>> BEGIN RECORDS SUPPLIED

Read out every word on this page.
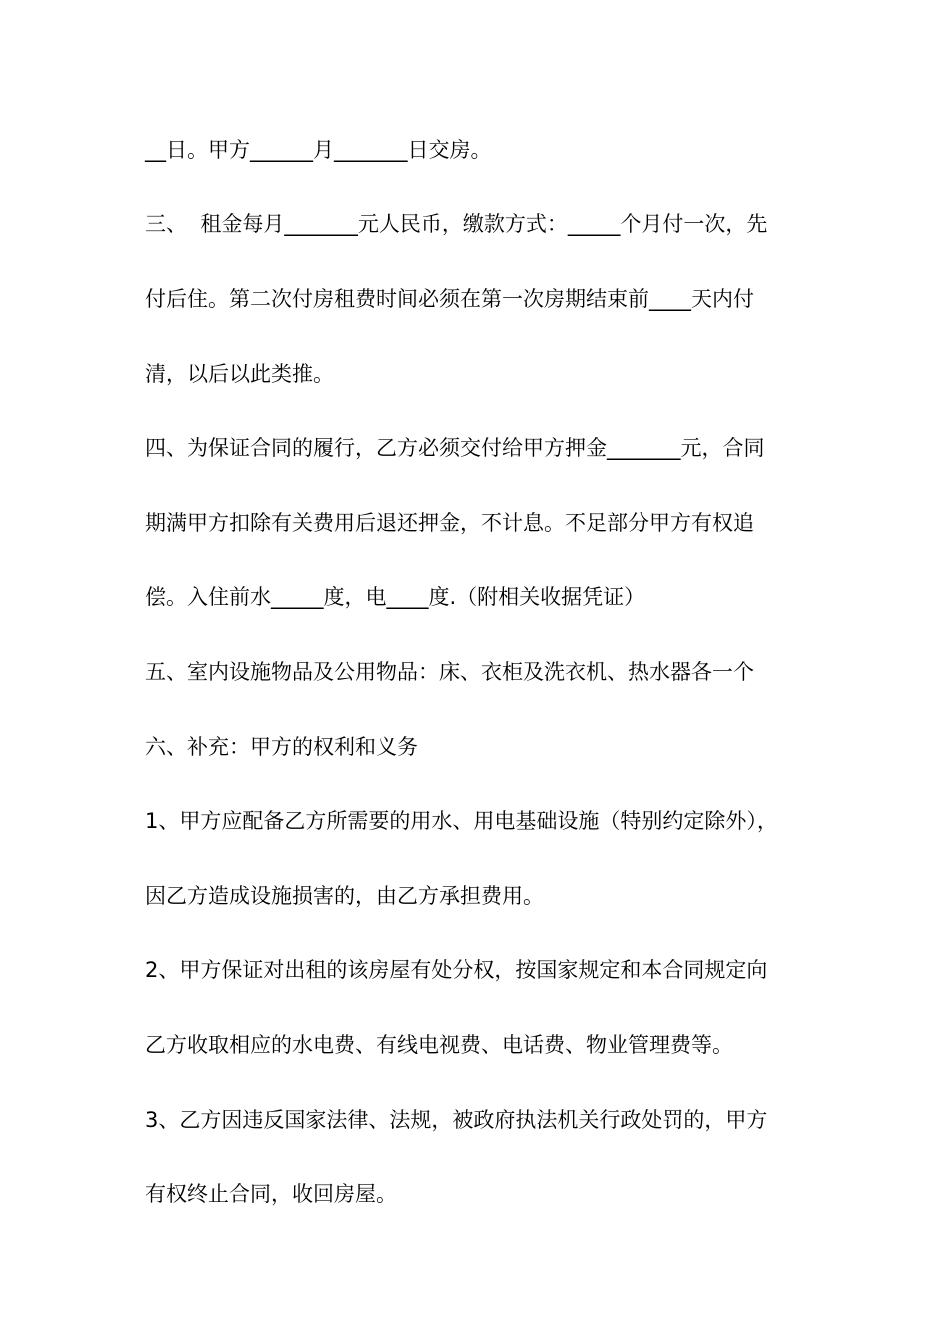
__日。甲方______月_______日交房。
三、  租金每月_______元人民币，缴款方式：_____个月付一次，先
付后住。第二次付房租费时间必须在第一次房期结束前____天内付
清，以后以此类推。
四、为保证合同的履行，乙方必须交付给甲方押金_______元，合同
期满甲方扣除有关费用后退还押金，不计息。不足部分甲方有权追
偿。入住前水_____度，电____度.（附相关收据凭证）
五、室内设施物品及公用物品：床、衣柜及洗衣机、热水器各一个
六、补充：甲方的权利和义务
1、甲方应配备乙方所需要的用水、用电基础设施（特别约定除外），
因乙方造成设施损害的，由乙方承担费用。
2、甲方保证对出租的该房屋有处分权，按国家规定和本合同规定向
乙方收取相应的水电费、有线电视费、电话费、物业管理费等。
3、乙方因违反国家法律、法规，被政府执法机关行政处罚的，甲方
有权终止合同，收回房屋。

>> END RECORDS SUPPLIED
>> BEGIN RECORDS SUPPLIED

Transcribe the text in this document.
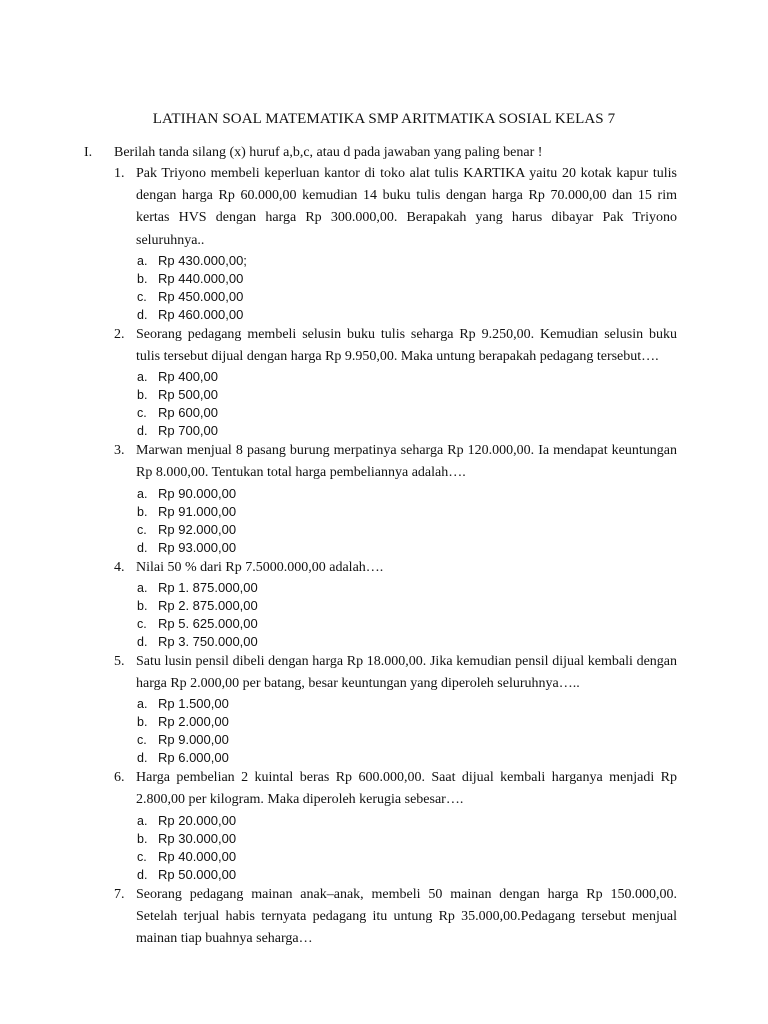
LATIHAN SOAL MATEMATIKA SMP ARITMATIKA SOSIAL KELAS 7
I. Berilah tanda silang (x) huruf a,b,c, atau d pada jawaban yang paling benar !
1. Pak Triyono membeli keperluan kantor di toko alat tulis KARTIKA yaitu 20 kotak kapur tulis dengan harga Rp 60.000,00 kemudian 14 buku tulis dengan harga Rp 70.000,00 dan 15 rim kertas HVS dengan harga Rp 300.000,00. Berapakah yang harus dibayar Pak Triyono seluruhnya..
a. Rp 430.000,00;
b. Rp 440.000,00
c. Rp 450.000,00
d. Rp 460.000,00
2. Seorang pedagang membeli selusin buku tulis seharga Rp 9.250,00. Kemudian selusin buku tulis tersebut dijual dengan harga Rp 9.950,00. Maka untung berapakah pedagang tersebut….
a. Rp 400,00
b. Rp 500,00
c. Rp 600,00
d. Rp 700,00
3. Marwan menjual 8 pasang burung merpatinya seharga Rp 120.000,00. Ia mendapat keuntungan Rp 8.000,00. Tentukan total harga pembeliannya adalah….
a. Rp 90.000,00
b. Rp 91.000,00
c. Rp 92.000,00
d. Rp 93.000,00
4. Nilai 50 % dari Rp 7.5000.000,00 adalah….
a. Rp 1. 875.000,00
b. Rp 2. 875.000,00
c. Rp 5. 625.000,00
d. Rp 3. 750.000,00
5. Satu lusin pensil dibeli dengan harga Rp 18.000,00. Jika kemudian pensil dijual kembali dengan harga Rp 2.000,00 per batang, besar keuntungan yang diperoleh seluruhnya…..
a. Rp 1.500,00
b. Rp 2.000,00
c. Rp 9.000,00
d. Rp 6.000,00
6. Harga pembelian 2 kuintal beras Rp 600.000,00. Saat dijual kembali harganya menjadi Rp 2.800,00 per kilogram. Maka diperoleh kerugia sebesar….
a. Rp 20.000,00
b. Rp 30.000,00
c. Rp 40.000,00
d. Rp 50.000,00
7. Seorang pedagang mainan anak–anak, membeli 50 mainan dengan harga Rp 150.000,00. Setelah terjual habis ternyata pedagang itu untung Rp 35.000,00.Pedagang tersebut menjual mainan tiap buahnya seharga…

>> END RECORDS SUPPLIED
>> BEGIN RECORDS SUPPLIED

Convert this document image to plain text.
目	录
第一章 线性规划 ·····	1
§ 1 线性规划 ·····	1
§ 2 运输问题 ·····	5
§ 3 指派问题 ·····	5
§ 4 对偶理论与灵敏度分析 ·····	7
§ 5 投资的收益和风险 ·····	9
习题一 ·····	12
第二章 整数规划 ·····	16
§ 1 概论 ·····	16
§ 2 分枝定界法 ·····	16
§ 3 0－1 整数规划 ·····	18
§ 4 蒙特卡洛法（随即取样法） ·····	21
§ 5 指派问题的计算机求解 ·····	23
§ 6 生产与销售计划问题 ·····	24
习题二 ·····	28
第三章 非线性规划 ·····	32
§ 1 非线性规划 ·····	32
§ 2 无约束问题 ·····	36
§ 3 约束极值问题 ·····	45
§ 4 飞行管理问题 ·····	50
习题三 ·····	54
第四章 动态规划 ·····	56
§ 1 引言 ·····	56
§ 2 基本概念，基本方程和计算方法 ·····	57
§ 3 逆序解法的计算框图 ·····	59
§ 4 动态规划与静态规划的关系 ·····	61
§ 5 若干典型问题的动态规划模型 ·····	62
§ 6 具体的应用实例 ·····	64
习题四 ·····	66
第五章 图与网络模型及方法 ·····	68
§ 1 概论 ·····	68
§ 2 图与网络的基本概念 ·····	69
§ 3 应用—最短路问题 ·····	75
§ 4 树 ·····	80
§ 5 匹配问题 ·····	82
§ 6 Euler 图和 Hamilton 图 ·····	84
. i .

>> END RECORDS SUPPLIED

[TASK]: List the lines of the entries that include "menjual".

[WORKED ANSWER]:
3. Marwan menjual 8 pasang burung merpatinya seharga Rp 120.000,00. Ia mendapat keuntungan Rp 8.000,00. Tentukan total harga pembeliannya adalah….
7. Seorang pedagang mainan anak–anak, membeli 50 mainan dengan harga Rp 150.000,00. Setelah terjual habis ternyata pedagang itu untung Rp 35.000,00.Pedagang tersebut menjual mainan tiap buahnya seharga…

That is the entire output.